▶ _What you should do_: Will you output all of the data below exactly, omitting the images?

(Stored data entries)
═══

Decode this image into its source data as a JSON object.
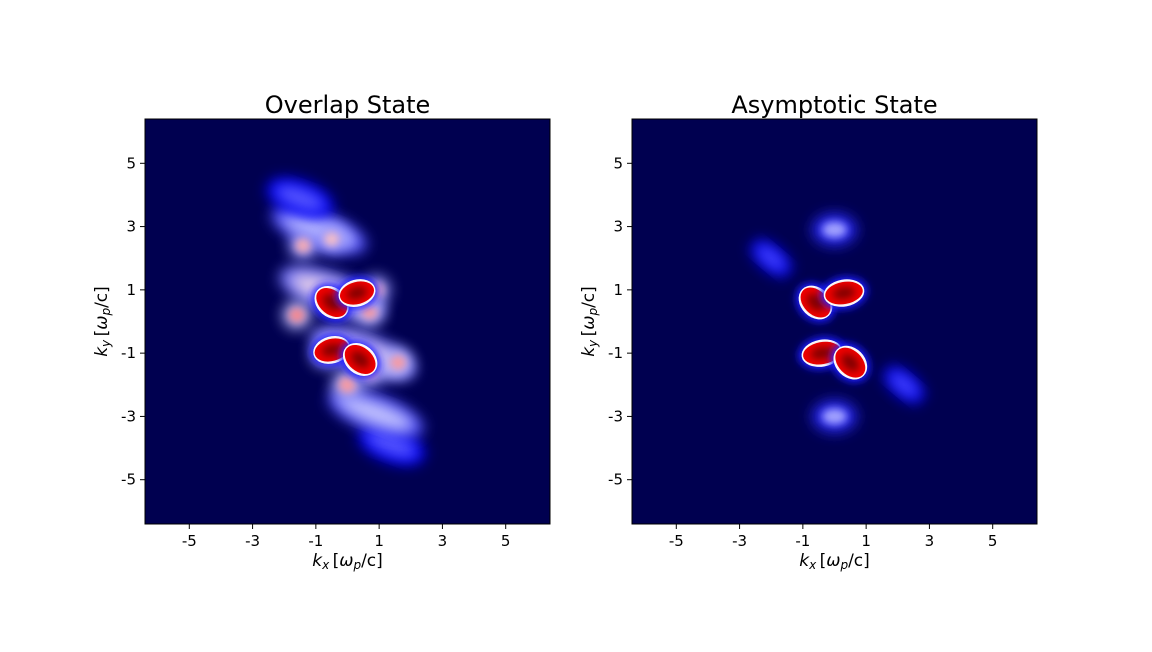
{
  "chart_data": [
    {
      "type": "heatmap",
      "title": "Overlap State",
      "xlabel": {
        "base": "k",
        "sub": "x",
        "unit_open": "[",
        "unit_omega": "ω",
        "unit_sub": "p",
        "unit_rest": "/c]"
      },
      "ylabel": {
        "base": "k",
        "sub": "y",
        "unit_open": "[",
        "unit_omega": "ω",
        "unit_sub": "p",
        "unit_rest": "/c]"
      },
      "xlim": [
        -6.4,
        6.4
      ],
      "ylim": [
        6.4,
        -6.4
      ],
      "xticks": [
        -5,
        -3,
        -1,
        1,
        3,
        5
      ],
      "yticks": [
        -5,
        -3,
        -1,
        1,
        3,
        5
      ],
      "colormap": [
        "#000050",
        "#0000ff",
        "#ffffff",
        "#ff0000",
        "#800000"
      ],
      "features": [
        {
          "kind": "band",
          "cx": 1.4,
          "cy": -3.9,
          "len": 2.2,
          "width": 0.55,
          "angle": 20,
          "level": 0.42
        },
        {
          "kind": "band",
          "cx": 0.9,
          "cy": -2.9,
          "len": 3.2,
          "width": 0.6,
          "angle": 20,
          "level": 0.55
        },
        {
          "kind": "band",
          "cx": 0.5,
          "cy": -1.0,
          "len": 3.5,
          "width": 0.65,
          "angle": 20,
          "level": 0.62
        },
        {
          "kind": "band",
          "cx": -0.5,
          "cy": 0.9,
          "len": 3.5,
          "width": 0.65,
          "angle": 20,
          "level": 0.62
        },
        {
          "kind": "band",
          "cx": -0.9,
          "cy": 2.9,
          "len": 3.2,
          "width": 0.6,
          "angle": 20,
          "level": 0.55
        },
        {
          "kind": "band",
          "cx": -1.5,
          "cy": 3.9,
          "len": 2.2,
          "width": 0.55,
          "angle": 20,
          "level": 0.42
        },
        {
          "kind": "spot",
          "cx": 0.0,
          "cy": -2.0,
          "r": 0.5,
          "level": 0.6
        },
        {
          "kind": "spot",
          "cx": 0.7,
          "cy": -1.6,
          "r": 0.45,
          "level": 0.58
        },
        {
          "kind": "spot",
          "cx": -0.7,
          "cy": -1.0,
          "r": 0.45,
          "level": 0.62
        },
        {
          "kind": "spot",
          "cx": 1.6,
          "cy": -1.3,
          "r": 0.45,
          "level": 0.6
        },
        {
          "kind": "spot",
          "cx": 0.7,
          "cy": 0.3,
          "r": 0.45,
          "level": 0.6
        },
        {
          "kind": "spot",
          "cx": -1.6,
          "cy": 0.2,
          "r": 0.45,
          "level": 0.62
        },
        {
          "kind": "spot",
          "cx": 0.9,
          "cy": 1.0,
          "r": 0.45,
          "level": 0.58
        },
        {
          "kind": "spot",
          "cx": -1.4,
          "cy": 2.4,
          "r": 0.45,
          "level": 0.58
        },
        {
          "kind": "spot",
          "cx": -0.5,
          "cy": 2.6,
          "r": 0.45,
          "level": 0.56
        },
        {
          "kind": "lobe",
          "cx": -0.5,
          "cy": -0.9,
          "rx": 0.55,
          "ry": 0.35,
          "angle": -15,
          "level": 1.0
        },
        {
          "kind": "lobe",
          "cx": 0.4,
          "cy": -1.2,
          "rx": 0.55,
          "ry": 0.38,
          "angle": 40,
          "level": 1.0
        },
        {
          "kind": "lobe",
          "cx": -0.5,
          "cy": 0.6,
          "rx": 0.55,
          "ry": 0.38,
          "angle": 40,
          "level": 1.0
        },
        {
          "kind": "lobe",
          "cx": 0.3,
          "cy": 0.9,
          "rx": 0.55,
          "ry": 0.35,
          "angle": -15,
          "level": 1.0
        }
      ]
    },
    {
      "type": "heatmap",
      "title": "Asymptotic State",
      "xlabel": {
        "base": "k",
        "sub": "x",
        "unit_open": "[",
        "unit_omega": "ω",
        "unit_sub": "p",
        "unit_rest": "/c]"
      },
      "ylabel": {
        "base": "k",
        "sub": "y",
        "unit_open": "[",
        "unit_omega": "ω",
        "unit_sub": "p",
        "unit_rest": "/c]"
      },
      "xlim": [
        -6.4,
        6.4
      ],
      "ylim": [
        6.4,
        -6.4
      ],
      "xticks": [
        -5,
        -3,
        -1,
        1,
        3,
        5
      ],
      "yticks": [
        -5,
        -3,
        -1,
        1,
        3,
        5
      ],
      "colormap": [
        "#000050",
        "#0000ff",
        "#ffffff",
        "#ff0000",
        "#800000"
      ],
      "features": [
        {
          "kind": "spot",
          "cx": 0.0,
          "cy": -3.0,
          "r": 0.5,
          "level": 0.42,
          "sx": 1.4
        },
        {
          "kind": "spot",
          "cx": 0.0,
          "cy": 2.9,
          "r": 0.5,
          "level": 0.42,
          "sx": 1.4
        },
        {
          "kind": "band",
          "cx": 2.2,
          "cy": -2.0,
          "len": 1.5,
          "width": 0.4,
          "angle": 40,
          "level": 0.4
        },
        {
          "kind": "band",
          "cx": -2.0,
          "cy": 2.0,
          "len": 1.5,
          "width": 0.4,
          "angle": 40,
          "level": 0.4
        },
        {
          "kind": "lobe",
          "cx": -0.4,
          "cy": -1.0,
          "rx": 0.6,
          "ry": 0.35,
          "angle": -10,
          "level": 1.0
        },
        {
          "kind": "lobe",
          "cx": 0.5,
          "cy": -1.3,
          "rx": 0.55,
          "ry": 0.38,
          "angle": 45,
          "level": 1.0
        },
        {
          "kind": "lobe",
          "cx": -0.6,
          "cy": 0.6,
          "rx": 0.55,
          "ry": 0.38,
          "angle": 45,
          "level": 1.0
        },
        {
          "kind": "lobe",
          "cx": 0.3,
          "cy": 0.9,
          "rx": 0.6,
          "ry": 0.35,
          "angle": -10,
          "level": 1.0
        }
      ]
    }
  ]
}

═══

▶ _Full output_:
Decode this image into its source data as a JSON object.
{
  "chart_data": [
    {
      "type": "heatmap",
      "title": "Overlap State",
      "xlabel": {
        "base": "k",
        "sub": "x",
        "unit_open": "[",
        "unit_omega": "ω",
        "unit_sub": "p",
        "unit_rest": "/c]"
      },
      "ylabel": {
        "base": "k",
        "sub": "y",
        "unit_open": "[",
        "unit_omega": "ω",
        "unit_sub": "p",
        "unit_rest": "/c]"
      },
      "xlim": [
        -6.4,
        6.4
      ],
      "ylim": [
        6.4,
        -6.4
      ],
      "xticks": [
        -5,
        -3,
        -1,
        1,
        3,
        5
      ],
      "yticks": [
        -5,
        -3,
        -1,
        1,
        3,
        5
      ],
      "colormap": [
        "#000050",
        "#0000ff",
        "#ffffff",
        "#ff0000",
        "#800000"
      ],
      "features": [
        {
          "kind": "band",
          "cx": 1.4,
          "cy": -3.9,
          "len": 2.2,
          "width": 0.55,
          "angle": 20,
          "level": 0.42
        },
        {
          "kind": "band",
          "cx": 0.9,
          "cy": -2.9,
          "len": 3.2,
          "width": 0.6,
          "angle": 20,
          "level": 0.55
        },
        {
          "kind": "band",
          "cx": 0.5,
          "cy": -1.0,
          "len": 3.5,
          "width": 0.65,
          "angle": 20,
          "level": 0.62
        },
        {
          "kind": "band",
          "cx": -0.5,
          "cy": 0.9,
          "len": 3.5,
          "width": 0.65,
          "angle": 20,
          "level": 0.62
        },
        {
          "kind": "band",
          "cx": -0.9,
          "cy": 2.9,
          "len": 3.2,
          "width": 0.6,
          "angle": 20,
          "level": 0.55
        },
        {
          "kind": "band",
          "cx": -1.5,
          "cy": 3.9,
          "len": 2.2,
          "width": 0.55,
          "angle": 20,
          "level": 0.42
        },
        {
          "kind": "spot",
          "cx": 0.0,
          "cy": -2.0,
          "r": 0.5,
          "level": 0.6
        },
        {
          "kind": "spot",
          "cx": 0.7,
          "cy": -1.6,
          "r": 0.45,
          "level": 0.58
        },
        {
          "kind": "spot",
          "cx": -0.7,
          "cy": -1.0,
          "r": 0.45,
          "level": 0.62
        },
        {
          "kind": "spot",
          "cx": 1.6,
          "cy": -1.3,
          "r": 0.45,
          "level": 0.6
        },
        {
          "kind": "spot",
          "cx": 0.7,
          "cy": 0.3,
          "r": 0.45,
          "level": 0.6
        },
        {
          "kind": "spot",
          "cx": -1.6,
          "cy": 0.2,
          "r": 0.45,
          "level": 0.62
        },
        {
          "kind": "spot",
          "cx": 0.9,
          "cy": 1.0,
          "r": 0.45,
          "level": 0.58
        },
        {
          "kind": "spot",
          "cx": -1.4,
          "cy": 2.4,
          "r": 0.45,
          "level": 0.58
        },
        {
          "kind": "spot",
          "cx": -0.5,
          "cy": 2.6,
          "r": 0.45,
          "level": 0.56
        },
        {
          "kind": "lobe",
          "cx": -0.5,
          "cy": -0.9,
          "rx": 0.55,
          "ry": 0.35,
          "angle": -15,
          "level": 1.0
        },
        {
          "kind": "lobe",
          "cx": 0.4,
          "cy": -1.2,
          "rx": 0.55,
          "ry": 0.38,
          "angle": 40,
          "level": 1.0
        },
        {
          "kind": "lobe",
          "cx": -0.5,
          "cy": 0.6,
          "rx": 0.55,
          "ry": 0.38,
          "angle": 40,
          "level": 1.0
        },
        {
          "kind": "lobe",
          "cx": 0.3,
          "cy": 0.9,
          "rx": 0.55,
          "ry": 0.35,
          "angle": -15,
          "level": 1.0
        }
      ]
    },
    {
      "type": "heatmap",
      "title": "Asymptotic State",
      "xlabel": {
        "base": "k",
        "sub": "x",
        "unit_open": "[",
        "unit_omega": "ω",
        "unit_sub": "p",
        "unit_rest": "/c]"
      },
      "ylabel": {
        "base": "k",
        "sub": "y",
        "unit_open": "[",
        "unit_omega": "ω",
        "unit_sub": "p",
        "unit_rest": "/c]"
      },
      "xlim": [
        -6.4,
        6.4
      ],
      "ylim": [
        6.4,
        -6.4
      ],
      "xticks": [
        -5,
        -3,
        -1,
        1,
        3,
        5
      ],
      "yticks": [
        -5,
        -3,
        -1,
        1,
        3,
        5
      ],
      "colormap": [
        "#000050",
        "#0000ff",
        "#ffffff",
        "#ff0000",
        "#800000"
      ],
      "features": [
        {
          "kind": "spot",
          "cx": 0.0,
          "cy": -3.0,
          "r": 0.5,
          "level": 0.42,
          "sx": 1.4
        },
        {
          "kind": "spot",
          "cx": 0.0,
          "cy": 2.9,
          "r": 0.5,
          "level": 0.42,
          "sx": 1.4
        },
        {
          "kind": "band",
          "cx": 2.2,
          "cy": -2.0,
          "len": 1.5,
          "width": 0.4,
          "angle": 40,
          "level": 0.4
        },
        {
          "kind": "band",
          "cx": -2.0,
          "cy": 2.0,
          "len": 1.5,
          "width": 0.4,
          "angle": 40,
          "level": 0.4
        },
        {
          "kind": "lobe",
          "cx": -0.4,
          "cy": -1.0,
          "rx": 0.6,
          "ry": 0.35,
          "angle": -10,
          "level": 1.0
        },
        {
          "kind": "lobe",
          "cx": 0.5,
          "cy": -1.3,
          "rx": 0.55,
          "ry": 0.38,
          "angle": 45,
          "level": 1.0
        },
        {
          "kind": "lobe",
          "cx": -0.6,
          "cy": 0.6,
          "rx": 0.55,
          "ry": 0.38,
          "angle": 45,
          "level": 1.0
        },
        {
          "kind": "lobe",
          "cx": 0.3,
          "cy": 0.9,
          "rx": 0.6,
          "ry": 0.35,
          "angle": -10,
          "level": 1.0
        }
      ]
    }
  ]
}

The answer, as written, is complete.